═══ Dataset records
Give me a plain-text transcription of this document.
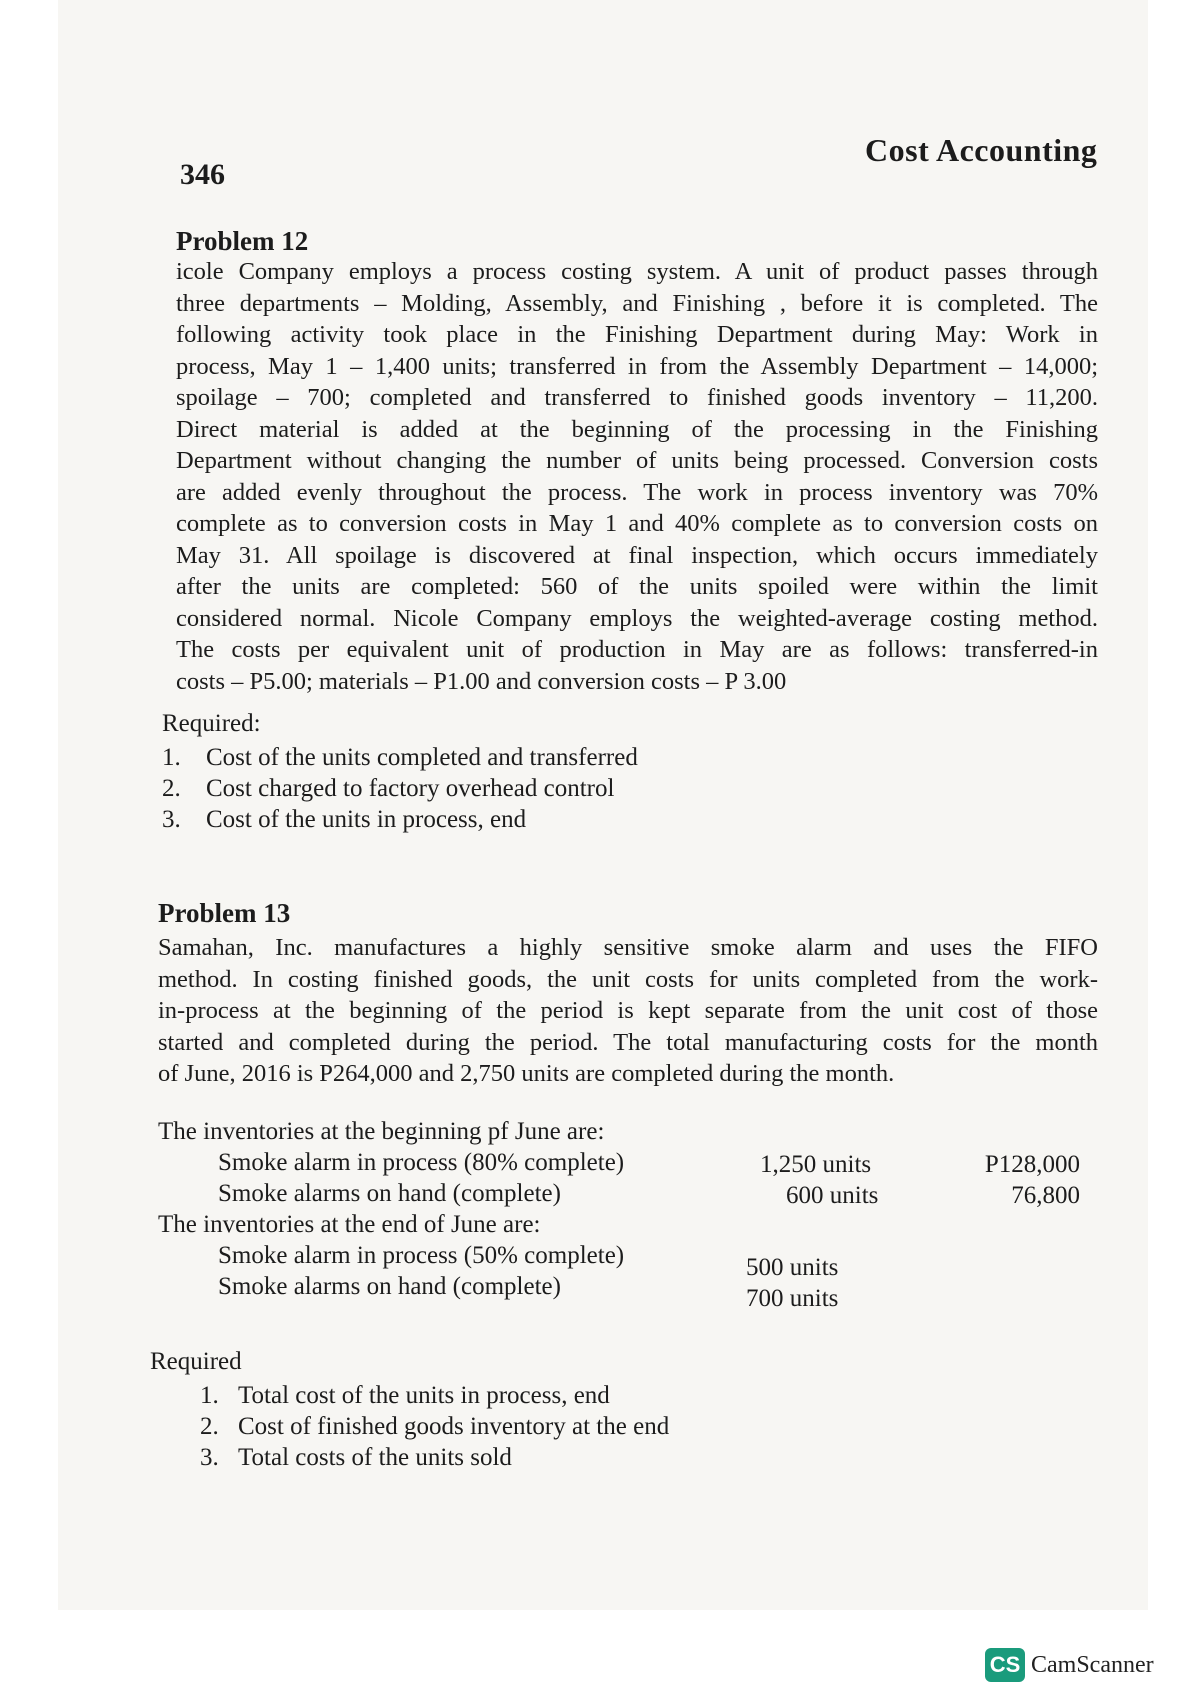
346
Cost Accounting
Problem 12
icole Company employs a process costing system. A unit of product passes through
three departments – Molding, Assembly, and Finishing , before it is completed. The
following activity took place in the Finishing Department during May: Work in
process, May 1 – 1,400 units; transferred in from the Assembly Department – 14,000;
spoilage – 700; completed and transferred to finished goods inventory – 11,200.
Direct material is added at the beginning of the processing in the Finishing
Department without changing the number of units being processed. Conversion costs
are added evenly throughout the process. The work in process inventory was 70%
complete as to conversion costs in May 1 and 40% complete as to conversion costs on
May 31. All spoilage is discovered at final inspection, which occurs immediately
after the units are completed: 560 of the units spoiled were within the limit
considered normal. Nicole Company employs the weighted-average costing method.
The costs per equivalent unit of production in May are as follows: transferred-in
costs – P5.00; materials – P1.00 and conversion costs – P 3.00
Required:
1.	Cost of the units completed and transferred
2.	Cost charged to factory overhead control
3.	Cost of the units in process, end
Problem 13
Samahan, Inc. manufactures a highly sensitive smoke alarm and uses the FIFO
method. In costing finished goods, the unit costs for units completed from the work-
in-process at the beginning of the period is kept separate from the unit cost of those
started and completed during the period. The total manufacturing costs for the month
of June, 2016 is P264,000 and 2,750 units are completed during the month.
The inventories at the beginning pf June are:
Smoke alarm in process (80% complete)	1,250 units	P128,000
Smoke alarms on hand (complete)	600 units	76,800
The inventories at the end of June are:
Smoke alarm in process (50% complete)	500 units
Smoke alarms on hand (complete)	700 units
Required
1. Total cost of the units in process, end
2. Cost of finished goods inventory at the end
3. Total costs of the units sold
CS CamScanner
══════
> [Exercise]: Read the data above and count the lines that include "inventories". Answer only with the count.

> [Output of the exercise]: 2